To be done
Your task is to transcribe the records exactly, skipping every image.

--- START Material shown ---

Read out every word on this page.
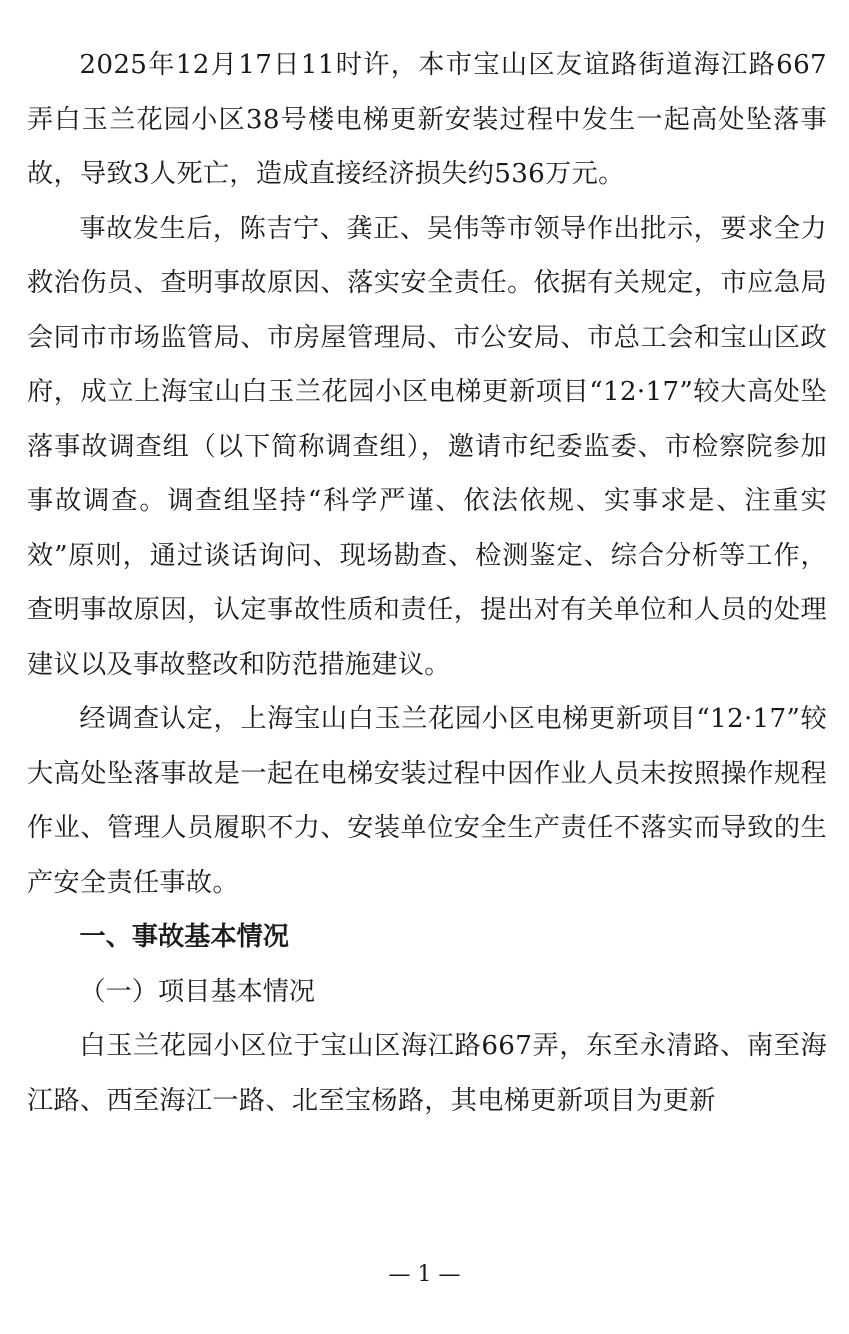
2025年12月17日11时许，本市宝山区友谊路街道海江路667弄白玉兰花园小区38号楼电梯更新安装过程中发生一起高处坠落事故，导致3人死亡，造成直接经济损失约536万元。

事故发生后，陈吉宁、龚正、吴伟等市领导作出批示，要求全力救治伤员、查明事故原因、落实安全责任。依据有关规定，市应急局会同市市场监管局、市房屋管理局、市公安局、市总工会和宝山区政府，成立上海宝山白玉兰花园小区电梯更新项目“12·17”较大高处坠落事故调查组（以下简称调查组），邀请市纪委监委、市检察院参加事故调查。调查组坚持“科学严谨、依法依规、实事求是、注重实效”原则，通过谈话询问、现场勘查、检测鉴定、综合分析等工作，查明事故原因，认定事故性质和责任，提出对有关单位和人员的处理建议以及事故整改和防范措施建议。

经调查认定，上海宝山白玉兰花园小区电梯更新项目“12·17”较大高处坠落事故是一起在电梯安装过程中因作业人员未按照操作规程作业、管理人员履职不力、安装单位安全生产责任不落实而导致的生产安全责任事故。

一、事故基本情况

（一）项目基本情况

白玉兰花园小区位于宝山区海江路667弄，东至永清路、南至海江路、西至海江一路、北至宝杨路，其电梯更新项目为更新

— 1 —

--- END Material shown ---

Exercise response
Read out every word on this page.
2025年12月17日11时许，本市宝山区友谊路街道海江路667弄白玉兰花园小区38号楼电梯更新安装过程中发生一起高处坠落事故，导致3人死亡，造成直接经济损失约536万元。

事故发生后，陈吉宁、龚正、吴伟等市领导作出批示，要求全力救治伤员、查明事故原因、落实安全责任。依据有关规定，市应急局会同市市场监管局、市房屋管理局、市公安局、市总工会和宝山区政府，成立上海宝山白玉兰花园小区电梯更新项目“12·17”较大高处坠落事故调查组（以下简称调查组），邀请市纪委监委、市检察院参加事故调查。调查组坚持“科学严谨、依法依规、实事求是、注重实效”原则，通过谈话询问、现场勘查、检测鉴定、综合分析等工作，查明事故原因，认定事故性质和责任，提出对有关单位和人员的处理建议以及事故整改和防范措施建议。

经调查认定，上海宝山白玉兰花园小区电梯更新项目“12·17”较大高处坠落事故是一起在电梯安装过程中因作业人员未按照操作规程作业、管理人员履职不力、安装单位安全生产责任不落实而导致的生产安全责任事故。

一、事故基本情况

（一）项目基本情况

白玉兰花园小区位于宝山区海江路667弄，东至永清路、南至海江路、西至海江一路、北至宝杨路，其电梯更新项目为更新

— 1 —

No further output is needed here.